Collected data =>
— start —
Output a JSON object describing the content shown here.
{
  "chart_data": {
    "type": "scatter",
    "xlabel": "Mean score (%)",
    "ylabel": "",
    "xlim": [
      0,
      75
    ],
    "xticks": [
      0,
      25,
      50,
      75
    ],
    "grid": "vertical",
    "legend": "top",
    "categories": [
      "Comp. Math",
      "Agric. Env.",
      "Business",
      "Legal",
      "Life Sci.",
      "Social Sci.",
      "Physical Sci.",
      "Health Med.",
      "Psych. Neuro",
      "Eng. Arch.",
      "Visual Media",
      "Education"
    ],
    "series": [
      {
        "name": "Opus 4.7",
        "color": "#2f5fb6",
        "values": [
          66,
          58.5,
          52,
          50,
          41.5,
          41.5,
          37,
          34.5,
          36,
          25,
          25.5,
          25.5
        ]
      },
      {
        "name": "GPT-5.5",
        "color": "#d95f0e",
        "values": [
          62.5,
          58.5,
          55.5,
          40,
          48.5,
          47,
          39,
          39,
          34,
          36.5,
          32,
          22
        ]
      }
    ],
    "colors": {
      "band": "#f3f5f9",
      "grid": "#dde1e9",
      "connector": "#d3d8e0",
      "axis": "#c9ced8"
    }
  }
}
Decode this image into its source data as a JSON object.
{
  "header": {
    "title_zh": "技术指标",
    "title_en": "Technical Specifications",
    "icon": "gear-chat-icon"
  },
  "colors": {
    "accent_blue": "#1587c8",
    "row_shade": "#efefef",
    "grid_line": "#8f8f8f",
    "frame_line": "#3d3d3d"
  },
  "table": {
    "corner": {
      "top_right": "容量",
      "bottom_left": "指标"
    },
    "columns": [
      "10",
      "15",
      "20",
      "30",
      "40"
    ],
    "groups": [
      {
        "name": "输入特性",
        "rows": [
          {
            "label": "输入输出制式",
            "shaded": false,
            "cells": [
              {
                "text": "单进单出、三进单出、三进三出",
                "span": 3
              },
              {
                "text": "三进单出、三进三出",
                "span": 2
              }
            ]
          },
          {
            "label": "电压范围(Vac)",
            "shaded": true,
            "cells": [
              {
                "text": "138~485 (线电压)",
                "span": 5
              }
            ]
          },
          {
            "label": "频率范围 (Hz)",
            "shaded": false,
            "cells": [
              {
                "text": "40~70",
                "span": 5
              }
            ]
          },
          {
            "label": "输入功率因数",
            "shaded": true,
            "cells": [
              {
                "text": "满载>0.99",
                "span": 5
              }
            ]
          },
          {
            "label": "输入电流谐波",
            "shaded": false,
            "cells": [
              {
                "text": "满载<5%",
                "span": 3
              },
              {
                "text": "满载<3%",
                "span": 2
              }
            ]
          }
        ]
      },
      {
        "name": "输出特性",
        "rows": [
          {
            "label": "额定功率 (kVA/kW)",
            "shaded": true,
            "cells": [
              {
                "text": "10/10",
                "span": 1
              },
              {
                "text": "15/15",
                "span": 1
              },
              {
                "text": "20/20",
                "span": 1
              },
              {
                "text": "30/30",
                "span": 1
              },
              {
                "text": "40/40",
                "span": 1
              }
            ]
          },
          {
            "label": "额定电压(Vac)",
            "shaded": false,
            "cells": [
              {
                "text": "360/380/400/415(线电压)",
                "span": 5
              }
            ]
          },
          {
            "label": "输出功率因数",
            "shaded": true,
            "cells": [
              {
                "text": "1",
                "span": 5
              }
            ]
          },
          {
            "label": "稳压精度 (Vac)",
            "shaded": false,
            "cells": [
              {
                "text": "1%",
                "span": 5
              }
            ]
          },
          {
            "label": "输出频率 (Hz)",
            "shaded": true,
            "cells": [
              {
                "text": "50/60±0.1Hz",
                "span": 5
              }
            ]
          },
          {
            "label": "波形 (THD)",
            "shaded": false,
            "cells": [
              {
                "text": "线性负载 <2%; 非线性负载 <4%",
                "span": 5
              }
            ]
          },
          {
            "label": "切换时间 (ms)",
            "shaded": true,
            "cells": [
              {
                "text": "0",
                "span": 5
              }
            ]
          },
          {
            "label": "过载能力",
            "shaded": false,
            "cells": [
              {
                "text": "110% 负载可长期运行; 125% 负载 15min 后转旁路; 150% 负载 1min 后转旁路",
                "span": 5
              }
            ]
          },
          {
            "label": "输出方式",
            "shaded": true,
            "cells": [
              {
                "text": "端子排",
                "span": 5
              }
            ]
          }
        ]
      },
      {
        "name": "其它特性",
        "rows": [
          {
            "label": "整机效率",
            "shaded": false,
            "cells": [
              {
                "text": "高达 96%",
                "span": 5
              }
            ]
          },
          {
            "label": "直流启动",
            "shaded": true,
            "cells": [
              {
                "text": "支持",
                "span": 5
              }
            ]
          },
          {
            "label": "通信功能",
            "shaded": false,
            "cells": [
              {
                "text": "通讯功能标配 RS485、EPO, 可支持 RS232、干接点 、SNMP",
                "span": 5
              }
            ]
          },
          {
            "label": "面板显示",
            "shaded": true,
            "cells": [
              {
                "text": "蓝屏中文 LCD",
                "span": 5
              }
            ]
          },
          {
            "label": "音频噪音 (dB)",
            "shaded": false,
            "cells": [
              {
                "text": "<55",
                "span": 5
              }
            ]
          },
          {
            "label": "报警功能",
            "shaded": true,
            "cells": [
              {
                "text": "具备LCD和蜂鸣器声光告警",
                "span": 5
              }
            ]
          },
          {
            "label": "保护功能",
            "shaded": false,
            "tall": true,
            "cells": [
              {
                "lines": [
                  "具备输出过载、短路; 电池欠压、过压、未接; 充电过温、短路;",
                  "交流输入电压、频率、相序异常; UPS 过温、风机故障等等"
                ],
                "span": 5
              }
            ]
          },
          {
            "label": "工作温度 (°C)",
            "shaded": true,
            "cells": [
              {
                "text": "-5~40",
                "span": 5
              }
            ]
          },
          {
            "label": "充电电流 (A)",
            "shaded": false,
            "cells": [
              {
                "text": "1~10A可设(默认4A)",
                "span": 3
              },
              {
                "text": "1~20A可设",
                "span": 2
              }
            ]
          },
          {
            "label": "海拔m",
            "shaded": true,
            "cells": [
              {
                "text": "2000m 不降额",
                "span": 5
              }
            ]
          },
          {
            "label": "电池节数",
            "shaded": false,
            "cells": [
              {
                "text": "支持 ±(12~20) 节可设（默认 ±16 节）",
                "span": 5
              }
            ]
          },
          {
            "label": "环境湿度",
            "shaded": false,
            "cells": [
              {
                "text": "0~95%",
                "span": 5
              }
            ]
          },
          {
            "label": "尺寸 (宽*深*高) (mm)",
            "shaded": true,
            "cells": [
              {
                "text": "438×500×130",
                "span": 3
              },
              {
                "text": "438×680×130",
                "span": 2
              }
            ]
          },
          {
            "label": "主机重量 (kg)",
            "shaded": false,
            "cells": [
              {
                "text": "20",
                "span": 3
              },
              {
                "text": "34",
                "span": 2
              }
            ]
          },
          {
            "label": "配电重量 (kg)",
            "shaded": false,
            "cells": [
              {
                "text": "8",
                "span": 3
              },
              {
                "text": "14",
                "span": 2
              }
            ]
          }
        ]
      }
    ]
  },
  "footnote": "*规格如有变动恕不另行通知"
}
— end —
EXERCISE REQUIREMENTS => Using the listing above, return all lines where the word "object" occurs.

COMPLETE ANSWER =>
Output a JSON object describing the content shown here.
Decode this image into its source data as a JSON object.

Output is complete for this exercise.